• _TO DO_
Give the entries back exactly, dropping each image.

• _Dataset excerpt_
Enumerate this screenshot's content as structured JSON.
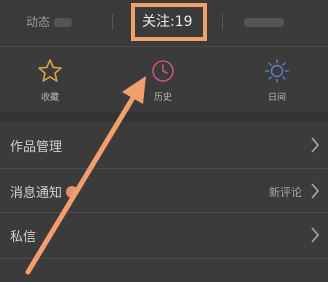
{
  "stats": {
    "dynamic_label": "动态",
    "follow_text": "关注:19",
    "fans_label": ""
  },
  "shortcuts": [
    {
      "label": "收藏",
      "icon": "star-icon",
      "color": "#d9a441"
    },
    {
      "label": "历史",
      "icon": "clock-icon",
      "color": "#c9567a"
    },
    {
      "label": "日间",
      "icon": "sun-icon",
      "color": "#5d7fc6"
    }
  ],
  "menu": [
    {
      "label": "作品管理"
    },
    {
      "label": "消息通知",
      "right_text": "新评论"
    },
    {
      "label": "私信"
    }
  ],
  "annotation": {
    "highlight_color": "#f29f6b"
  }
}
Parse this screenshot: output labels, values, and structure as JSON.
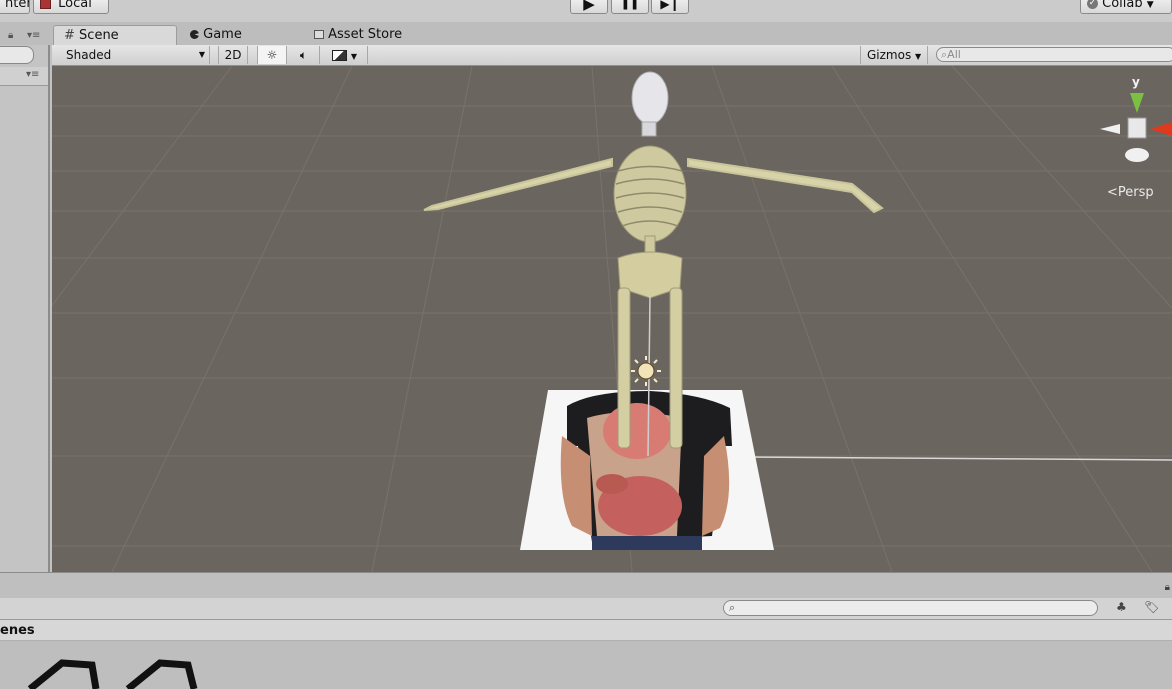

• _THE REPLY_
Enumerate this screenshot's content as structured JSON.
{
  "stats": {
    "dynamic_label": "动态",
    "follow_text": "关注:19",
    "fans_label": ""
  },
  "shortcuts": [
    {
      "label": "收藏",
      "icon": "star-icon",
      "color": "#d9a441"
    },
    {
      "label": "历史",
      "icon": "clock-icon",
      "color": "#c9567a"
    },
    {
      "label": "日间",
      "icon": "sun-icon",
      "color": "#5d7fc6"
    }
  ],
  "menu": [
    {
      "label": "作品管理"
    },
    {
      "label": "消息通知",
      "right_text": "新评论"
    },
    {
      "label": "私信"
    }
  ],
  "annotation": {
    "highlight_color": "#f29f6b"
  }
}
Parse this screenshot: output labels, values, and structure as JSON.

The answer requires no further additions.